[Stored data]

----

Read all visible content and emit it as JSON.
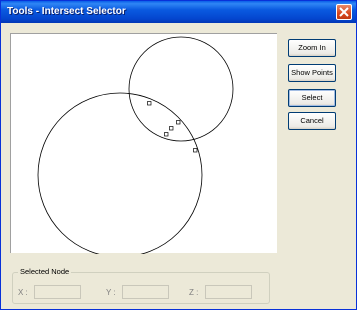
{
  "window": {
    "title": "Tools - Intersect Selector",
    "close_icon": "close-icon"
  },
  "buttons": {
    "zoom_in": "Zoom In",
    "show_points": "Show Points",
    "select": "Select",
    "cancel": "Cancel"
  },
  "selected_node": {
    "legend": "Selected Node",
    "fields": [
      {
        "label": "X :",
        "value": ""
      },
      {
        "label": "Y :",
        "value": ""
      },
      {
        "label": "Z :",
        "value": ""
      }
    ]
  },
  "colors": {
    "title_bar": "#0a5ae0",
    "close_button": "#d8461d",
    "dialog_face": "#ece9d8",
    "canvas": "#ffffff"
  }
}
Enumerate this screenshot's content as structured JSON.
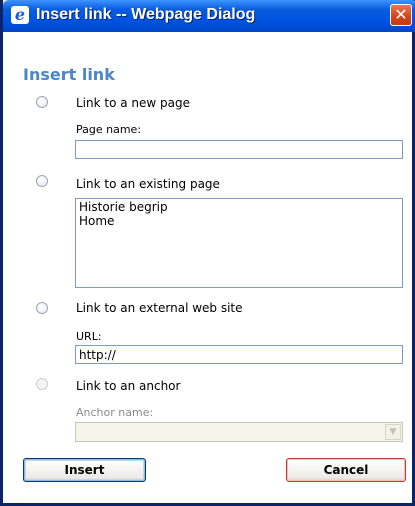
{
  "window": {
    "title": "Insert link -- Webpage Dialog",
    "close_glyph": "✕"
  },
  "dialog": {
    "heading": "Insert link",
    "options": {
      "new_page": {
        "label": "Link to a new page",
        "field_label": "Page name:",
        "value": ""
      },
      "existing_page": {
        "label": "Link to an existing page",
        "pages": [
          "Historie begrip",
          "Home"
        ]
      },
      "external": {
        "label": "Link to an external web site",
        "field_label": "URL:",
        "value": "http://"
      },
      "anchor": {
        "label": "Link to an anchor",
        "field_label": "Anchor name:",
        "value": "",
        "enabled": false
      }
    },
    "buttons": {
      "insert": "Insert",
      "cancel": "Cancel"
    }
  },
  "colors": {
    "titlebar": "#0054e3",
    "heading": "#4a86c5",
    "input_border": "#7f9db9"
  },
  "icons": {
    "app": "ie-icon",
    "close": "close-icon"
  }
}
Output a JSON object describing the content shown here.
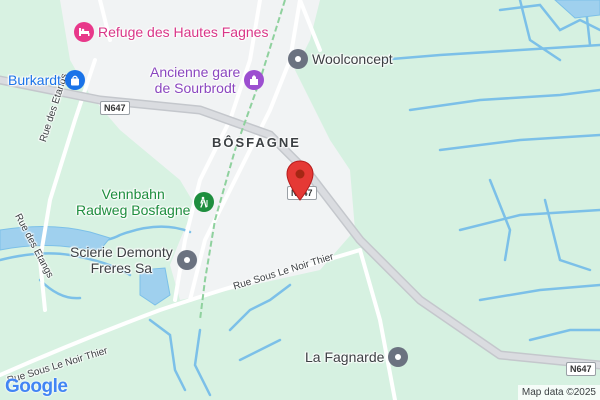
{
  "map": {
    "locality_label": "BÔSFAGNE",
    "road_shields": [
      "N647",
      "N647",
      "N647"
    ],
    "street_labels": {
      "rue_des_etangs_1": "Rue des Etangs",
      "rue_des_etangs_2": "Rue des Etangs",
      "rue_sous_le_noir_thier_1": "Rue Sous Le Noir Thier",
      "rue_sous_le_noir_thier_2": "Rue Sous Le Noir Thier"
    },
    "pois": {
      "refuge": {
        "label": "Refuge des Hautes Fagnes",
        "color": "#e8388a",
        "icon": "bed-icon"
      },
      "gare": {
        "label_line1": "Ancienne gare",
        "label_line2": "de Sourbrodt",
        "color": "#9c4fd0",
        "icon": "landmark-icon"
      },
      "woolconcept": {
        "label": "Woolconcept",
        "color": "#6b7280",
        "icon": "pin-dot-icon"
      },
      "burkardt": {
        "label": "Burkardt",
        "color": "#1a73e8",
        "icon": "shopping-bag-icon"
      },
      "vennbahn": {
        "label_line1": "Vennbahn",
        "label_line2": "Radweg Bosfagne",
        "color": "#1e8e3e",
        "icon": "hiking-icon"
      },
      "scierie": {
        "label_line1": "Scierie Demonty",
        "label_line2": "Freres Sa",
        "color": "#6b7280",
        "icon": "pin-dot-icon"
      },
      "fagnarde": {
        "label": "La Fagnarde",
        "color": "#6b7280",
        "icon": "pin-dot-icon"
      }
    },
    "marker_color": "#e53935"
  },
  "footer": {
    "logo": "Google",
    "attribution": "Map data ©2025"
  }
}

----

*Given problem*
The listing above needs to be output again exactly. Don't include the pictures.

*Written answer*
Read all visible content and emit it as JSON.
{
  "window": {
    "title": "Tools - Intersect Selector",
    "close_icon": "close-icon"
  },
  "buttons": {
    "zoom_in": "Zoom In",
    "show_points": "Show Points",
    "select": "Select",
    "cancel": "Cancel"
  },
  "selected_node": {
    "legend": "Selected Node",
    "fields": [
      {
        "label": "X :",
        "value": ""
      },
      {
        "label": "Y :",
        "value": ""
      },
      {
        "label": "Z :",
        "value": ""
      }
    ]
  },
  "colors": {
    "title_bar": "#0a5ae0",
    "close_button": "#d8461d",
    "dialog_face": "#ece9d8",
    "canvas": "#ffffff"
  }
}
Enumerate this screenshot's content as structured JSON.
{
  "window": {
    "title": "Insert link -- Webpage Dialog",
    "close_glyph": "✕"
  },
  "dialog": {
    "heading": "Insert link",
    "options": {
      "new_page": {
        "label": "Link to a new page",
        "field_label": "Page name:",
        "value": ""
      },
      "existing_page": {
        "label": "Link to an existing page",
        "pages": [
          "Historie begrip",
          "Home"
        ]
      },
      "external": {
        "label": "Link to an external web site",
        "field_label": "URL:",
        "value": "http://"
      },
      "anchor": {
        "label": "Link to an anchor",
        "field_label": "Anchor name:",
        "value": "",
        "enabled": false
      }
    },
    "buttons": {
      "insert": "Insert",
      "cancel": "Cancel"
    }
  },
  "colors": {
    "titlebar": "#0054e3",
    "heading": "#4a86c5",
    "input_border": "#7f9db9"
  },
  "icons": {
    "app": "ie-icon",
    "close": "close-icon"
  }
}
Output a JSON object describing the content shown here.
{
  "map": {
    "locality_label": "BÔSFAGNE",
    "road_shields": [
      "N647",
      "N647",
      "N647"
    ],
    "street_labels": {
      "rue_des_etangs_1": "Rue des Etangs",
      "rue_des_etangs_2": "Rue des Etangs",
      "rue_sous_le_noir_thier_1": "Rue Sous Le Noir Thier",
      "rue_sous_le_noir_thier_2": "Rue Sous Le Noir Thier"
    },
    "pois": {
      "refuge": {
        "label": "Refuge des Hautes Fagnes",
        "color": "#e8388a",
        "icon": "bed-icon"
      },
      "gare": {
        "label_line1": "Ancienne gare",
        "label_line2": "de Sourbrodt",
        "color": "#9c4fd0",
        "icon": "landmark-icon"
      },
      "woolconcept": {
        "label": "Woolconcept",
        "color": "#6b7280",
        "icon": "pin-dot-icon"
      },
      "burkardt": {
        "label": "Burkardt",
        "color": "#1a73e8",
        "icon": "shopping-bag-icon"
      },
      "vennbahn": {
        "label_line1": "Vennbahn",
        "label_line2": "Radweg Bosfagne",
        "color": "#1e8e3e",
        "icon": "hiking-icon"
      },
      "scierie": {
        "label_line1": "Scierie Demonty",
        "label_line2": "Freres Sa",
        "color": "#6b7280",
        "icon": "pin-dot-icon"
      },
      "fagnarde": {
        "label": "La Fagnarde",
        "color": "#6b7280",
        "icon": "pin-dot-icon"
      }
    },
    "marker_color": "#e53935"
  },
  "footer": {
    "logo": "Google",
    "attribution": "Map data ©2025"
  }
}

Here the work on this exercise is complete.